__Short task__
Your answer must consist solely of the number of lines that contain the word "name".

Structured figure records:
— Start —
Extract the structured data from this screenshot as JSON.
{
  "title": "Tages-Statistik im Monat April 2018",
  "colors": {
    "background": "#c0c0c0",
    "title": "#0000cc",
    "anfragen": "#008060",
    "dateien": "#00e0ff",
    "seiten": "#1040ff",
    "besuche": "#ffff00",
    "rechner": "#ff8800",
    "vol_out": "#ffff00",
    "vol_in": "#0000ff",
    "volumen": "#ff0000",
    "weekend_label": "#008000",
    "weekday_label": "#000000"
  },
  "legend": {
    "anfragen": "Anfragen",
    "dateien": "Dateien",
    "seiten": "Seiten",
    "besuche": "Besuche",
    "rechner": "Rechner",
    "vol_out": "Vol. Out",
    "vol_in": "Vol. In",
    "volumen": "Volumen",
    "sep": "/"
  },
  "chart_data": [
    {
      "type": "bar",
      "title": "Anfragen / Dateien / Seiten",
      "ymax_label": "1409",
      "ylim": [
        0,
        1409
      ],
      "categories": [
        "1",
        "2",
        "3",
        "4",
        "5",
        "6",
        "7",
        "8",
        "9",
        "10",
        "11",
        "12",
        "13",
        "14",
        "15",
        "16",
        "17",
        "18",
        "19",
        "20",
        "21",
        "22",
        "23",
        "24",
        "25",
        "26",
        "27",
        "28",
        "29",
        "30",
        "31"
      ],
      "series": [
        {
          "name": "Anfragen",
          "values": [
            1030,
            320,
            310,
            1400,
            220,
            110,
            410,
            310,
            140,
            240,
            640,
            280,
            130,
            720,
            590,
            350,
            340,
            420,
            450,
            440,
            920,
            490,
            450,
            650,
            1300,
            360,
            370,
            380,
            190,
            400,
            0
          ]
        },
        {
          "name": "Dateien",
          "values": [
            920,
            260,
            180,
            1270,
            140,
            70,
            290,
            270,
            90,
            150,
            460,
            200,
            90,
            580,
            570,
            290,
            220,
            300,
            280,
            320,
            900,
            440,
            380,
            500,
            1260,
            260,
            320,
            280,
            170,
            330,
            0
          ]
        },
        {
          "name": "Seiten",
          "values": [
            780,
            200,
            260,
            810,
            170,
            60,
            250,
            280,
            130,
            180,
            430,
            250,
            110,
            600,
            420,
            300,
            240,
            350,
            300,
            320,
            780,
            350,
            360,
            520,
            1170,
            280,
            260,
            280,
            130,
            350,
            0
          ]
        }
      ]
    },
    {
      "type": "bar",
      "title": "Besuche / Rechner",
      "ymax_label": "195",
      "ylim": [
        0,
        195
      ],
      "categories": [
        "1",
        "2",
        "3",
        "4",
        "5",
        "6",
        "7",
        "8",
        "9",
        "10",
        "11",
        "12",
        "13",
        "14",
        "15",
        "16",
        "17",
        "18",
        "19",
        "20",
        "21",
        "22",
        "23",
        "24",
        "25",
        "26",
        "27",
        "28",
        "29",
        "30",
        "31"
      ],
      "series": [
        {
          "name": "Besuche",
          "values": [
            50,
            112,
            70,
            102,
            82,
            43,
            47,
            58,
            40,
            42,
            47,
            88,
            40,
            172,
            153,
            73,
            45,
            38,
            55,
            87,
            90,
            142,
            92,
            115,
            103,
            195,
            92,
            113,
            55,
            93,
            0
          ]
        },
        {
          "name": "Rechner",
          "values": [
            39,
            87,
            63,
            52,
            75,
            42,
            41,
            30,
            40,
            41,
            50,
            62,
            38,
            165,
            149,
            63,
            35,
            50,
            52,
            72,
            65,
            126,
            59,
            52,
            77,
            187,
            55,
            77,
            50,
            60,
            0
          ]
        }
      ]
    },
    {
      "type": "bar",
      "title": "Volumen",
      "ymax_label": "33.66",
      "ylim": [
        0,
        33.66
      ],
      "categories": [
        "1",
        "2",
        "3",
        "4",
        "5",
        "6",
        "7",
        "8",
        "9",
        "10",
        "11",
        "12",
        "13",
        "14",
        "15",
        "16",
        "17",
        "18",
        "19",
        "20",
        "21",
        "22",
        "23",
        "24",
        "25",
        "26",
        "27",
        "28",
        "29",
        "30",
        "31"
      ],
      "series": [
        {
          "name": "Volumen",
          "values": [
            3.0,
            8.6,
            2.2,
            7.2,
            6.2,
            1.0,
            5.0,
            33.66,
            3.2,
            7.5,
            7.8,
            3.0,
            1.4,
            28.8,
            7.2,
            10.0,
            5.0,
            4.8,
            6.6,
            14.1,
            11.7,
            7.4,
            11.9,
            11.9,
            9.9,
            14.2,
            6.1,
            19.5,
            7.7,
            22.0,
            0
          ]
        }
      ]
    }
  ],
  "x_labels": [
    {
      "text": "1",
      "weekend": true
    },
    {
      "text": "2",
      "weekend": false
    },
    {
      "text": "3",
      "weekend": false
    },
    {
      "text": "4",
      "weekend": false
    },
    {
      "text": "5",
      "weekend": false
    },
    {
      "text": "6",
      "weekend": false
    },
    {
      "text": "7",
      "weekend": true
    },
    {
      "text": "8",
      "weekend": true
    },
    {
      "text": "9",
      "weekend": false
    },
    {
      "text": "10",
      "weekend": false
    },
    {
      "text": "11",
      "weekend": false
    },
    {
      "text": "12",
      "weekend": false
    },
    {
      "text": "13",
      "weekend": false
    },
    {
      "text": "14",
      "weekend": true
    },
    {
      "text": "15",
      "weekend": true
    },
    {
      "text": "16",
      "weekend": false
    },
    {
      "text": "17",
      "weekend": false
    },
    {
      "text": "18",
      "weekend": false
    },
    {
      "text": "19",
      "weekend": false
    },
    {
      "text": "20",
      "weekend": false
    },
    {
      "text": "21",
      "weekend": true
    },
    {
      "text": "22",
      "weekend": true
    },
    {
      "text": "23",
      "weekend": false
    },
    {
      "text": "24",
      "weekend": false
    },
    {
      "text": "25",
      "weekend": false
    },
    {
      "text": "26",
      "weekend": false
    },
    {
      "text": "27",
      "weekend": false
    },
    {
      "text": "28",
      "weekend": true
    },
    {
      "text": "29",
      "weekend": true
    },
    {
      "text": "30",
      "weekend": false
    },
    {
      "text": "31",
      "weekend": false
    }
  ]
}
— End —
__Result__
6